** Recorded information **
/---

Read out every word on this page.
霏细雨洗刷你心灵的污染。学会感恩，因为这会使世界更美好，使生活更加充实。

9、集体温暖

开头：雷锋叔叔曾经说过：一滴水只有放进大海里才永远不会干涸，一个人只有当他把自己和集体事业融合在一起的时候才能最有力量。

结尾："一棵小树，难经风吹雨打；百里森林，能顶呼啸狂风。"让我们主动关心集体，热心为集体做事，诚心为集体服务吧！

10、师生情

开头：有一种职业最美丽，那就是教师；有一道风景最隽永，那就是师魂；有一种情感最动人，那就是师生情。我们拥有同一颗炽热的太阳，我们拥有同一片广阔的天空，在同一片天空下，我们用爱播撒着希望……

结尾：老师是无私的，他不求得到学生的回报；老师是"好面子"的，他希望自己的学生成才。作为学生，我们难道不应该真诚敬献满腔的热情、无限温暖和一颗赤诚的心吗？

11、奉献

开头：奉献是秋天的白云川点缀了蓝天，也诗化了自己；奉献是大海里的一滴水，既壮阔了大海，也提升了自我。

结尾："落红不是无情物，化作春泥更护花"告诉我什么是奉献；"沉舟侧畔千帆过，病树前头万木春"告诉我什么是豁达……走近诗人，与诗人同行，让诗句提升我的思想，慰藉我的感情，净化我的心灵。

\---

** What the exercise asks **
Exactly as written, please output every entry.

** Answer to the problem **
Read out every word on this page.
霏细雨洗刷你心灵的污染。学会感恩，因为这会使世界更美好，使生活更加充实。

9、集体温暖

开头：雷锋叔叔曾经说过：一滴水只有放进大海里才永远不会干涸，一个人只有当他把自己和集体事业融合在一起的时候才能最有力量。

结尾："一棵小树，难经风吹雨打；百里森林，能顶呼啸狂风。"让我们主动关心集体，热心为集体做事，诚心为集体服务吧！

10、师生情

开头：有一种职业最美丽，那就是教师；有一道风景最隽永，那就是师魂；有一种情感最动人，那就是师生情。我们拥有同一颗炽热的太阳，我们拥有同一片广阔的天空，在同一片天空下，我们用爱播撒着希望……

结尾：老师是无私的，他不求得到学生的回报；老师是"好面子"的，他希望自己的学生成才。作为学生，我们难道不应该真诚敬献满腔的热情、无限温暖和一颗赤诚的心吗？

11、奉献

开头：奉献是秋天的白云川点缀了蓝天，也诗化了自己；奉献是大海里的一滴水，既壮阔了大海，也提升了自我。

结尾："落红不是无情物，化作春泥更护花"告诉我什么是奉献；"沉舟侧畔千帆过，病树前头万木春"告诉我什么是豁达……走近诗人，与诗人同行，让诗句提升我的思想，慰藉我的感情，净化我的心灵。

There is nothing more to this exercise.